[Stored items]
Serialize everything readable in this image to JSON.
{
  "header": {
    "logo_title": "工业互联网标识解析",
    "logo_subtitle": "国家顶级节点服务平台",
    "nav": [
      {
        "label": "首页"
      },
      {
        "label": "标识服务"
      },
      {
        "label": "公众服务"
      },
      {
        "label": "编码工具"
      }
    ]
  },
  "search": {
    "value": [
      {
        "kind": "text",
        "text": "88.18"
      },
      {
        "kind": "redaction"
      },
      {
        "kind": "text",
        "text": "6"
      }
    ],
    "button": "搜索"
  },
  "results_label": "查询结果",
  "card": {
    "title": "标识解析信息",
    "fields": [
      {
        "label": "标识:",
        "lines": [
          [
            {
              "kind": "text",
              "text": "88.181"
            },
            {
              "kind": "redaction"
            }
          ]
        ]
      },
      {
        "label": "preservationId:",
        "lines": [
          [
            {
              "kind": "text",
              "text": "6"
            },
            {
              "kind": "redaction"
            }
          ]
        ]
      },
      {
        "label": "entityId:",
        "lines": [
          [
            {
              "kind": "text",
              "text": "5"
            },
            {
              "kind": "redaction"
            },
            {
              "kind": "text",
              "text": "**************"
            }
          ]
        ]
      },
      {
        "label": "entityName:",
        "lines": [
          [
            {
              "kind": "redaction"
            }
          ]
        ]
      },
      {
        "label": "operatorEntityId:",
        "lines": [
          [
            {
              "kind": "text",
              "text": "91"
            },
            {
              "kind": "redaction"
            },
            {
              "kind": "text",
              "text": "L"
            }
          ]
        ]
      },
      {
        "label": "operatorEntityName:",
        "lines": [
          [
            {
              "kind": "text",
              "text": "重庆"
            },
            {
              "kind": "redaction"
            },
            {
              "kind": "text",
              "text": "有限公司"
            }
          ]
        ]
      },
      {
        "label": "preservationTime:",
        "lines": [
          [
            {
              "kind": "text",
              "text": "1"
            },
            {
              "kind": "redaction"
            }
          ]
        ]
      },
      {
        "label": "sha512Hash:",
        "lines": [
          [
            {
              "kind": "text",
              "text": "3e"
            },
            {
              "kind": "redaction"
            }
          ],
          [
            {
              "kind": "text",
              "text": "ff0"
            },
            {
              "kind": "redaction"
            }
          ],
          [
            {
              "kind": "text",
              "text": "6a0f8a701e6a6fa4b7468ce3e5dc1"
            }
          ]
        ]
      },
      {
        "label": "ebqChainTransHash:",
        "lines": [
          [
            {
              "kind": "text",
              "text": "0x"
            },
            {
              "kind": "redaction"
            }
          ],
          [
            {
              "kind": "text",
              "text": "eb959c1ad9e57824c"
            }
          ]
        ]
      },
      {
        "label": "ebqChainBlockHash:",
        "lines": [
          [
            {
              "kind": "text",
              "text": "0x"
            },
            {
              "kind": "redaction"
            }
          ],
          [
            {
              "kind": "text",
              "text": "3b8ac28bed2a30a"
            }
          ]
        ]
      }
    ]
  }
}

**GOAL OF THE EXERCISE:** Set down each entry again, unchanged.

**FINAL ANSWER:**
Serialize everything readable in this image to JSON.
{
  "header": {
    "logo_title": "工业互联网标识解析",
    "logo_subtitle": "国家顶级节点服务平台",
    "nav": [
      {
        "label": "首页"
      },
      {
        "label": "标识服务"
      },
      {
        "label": "公众服务"
      },
      {
        "label": "编码工具"
      }
    ]
  },
  "search": {
    "value": [
      {
        "kind": "text",
        "text": "88.18"
      },
      {
        "kind": "redaction"
      },
      {
        "kind": "text",
        "text": "6"
      }
    ],
    "button": "搜索"
  },
  "results_label": "查询结果",
  "card": {
    "title": "标识解析信息",
    "fields": [
      {
        "label": "标识:",
        "lines": [
          [
            {
              "kind": "text",
              "text": "88.181"
            },
            {
              "kind": "redaction"
            }
          ]
        ]
      },
      {
        "label": "preservationId:",
        "lines": [
          [
            {
              "kind": "text",
              "text": "6"
            },
            {
              "kind": "redaction"
            }
          ]
        ]
      },
      {
        "label": "entityId:",
        "lines": [
          [
            {
              "kind": "text",
              "text": "5"
            },
            {
              "kind": "redaction"
            },
            {
              "kind": "text",
              "text": "**************"
            }
          ]
        ]
      },
      {
        "label": "entityName:",
        "lines": [
          [
            {
              "kind": "redaction"
            }
          ]
        ]
      },
      {
        "label": "operatorEntityId:",
        "lines": [
          [
            {
              "kind": "text",
              "text": "91"
            },
            {
              "kind": "redaction"
            },
            {
              "kind": "text",
              "text": "L"
            }
          ]
        ]
      },
      {
        "label": "operatorEntityName:",
        "lines": [
          [
            {
              "kind": "text",
              "text": "重庆"
            },
            {
              "kind": "redaction"
            },
            {
              "kind": "text",
              "text": "有限公司"
            }
          ]
        ]
      },
      {
        "label": "preservationTime:",
        "lines": [
          [
            {
              "kind": "text",
              "text": "1"
            },
            {
              "kind": "redaction"
            }
          ]
        ]
      },
      {
        "label": "sha512Hash:",
        "lines": [
          [
            {
              "kind": "text",
              "text": "3e"
            },
            {
              "kind": "redaction"
            }
          ],
          [
            {
              "kind": "text",
              "text": "ff0"
            },
            {
              "kind": "redaction"
            }
          ],
          [
            {
              "kind": "text",
              "text": "6a0f8a701e6a6fa4b7468ce3e5dc1"
            }
          ]
        ]
      },
      {
        "label": "ebqChainTransHash:",
        "lines": [
          [
            {
              "kind": "text",
              "text": "0x"
            },
            {
              "kind": "redaction"
            }
          ],
          [
            {
              "kind": "text",
              "text": "eb959c1ad9e57824c"
            }
          ]
        ]
      },
      {
        "label": "ebqChainBlockHash:",
        "lines": [
          [
            {
              "kind": "text",
              "text": "0x"
            },
            {
              "kind": "redaction"
            }
          ],
          [
            {
              "kind": "text",
              "text": "3b8ac28bed2a30a"
            }
          ]
        ]
      }
    ]
  }
}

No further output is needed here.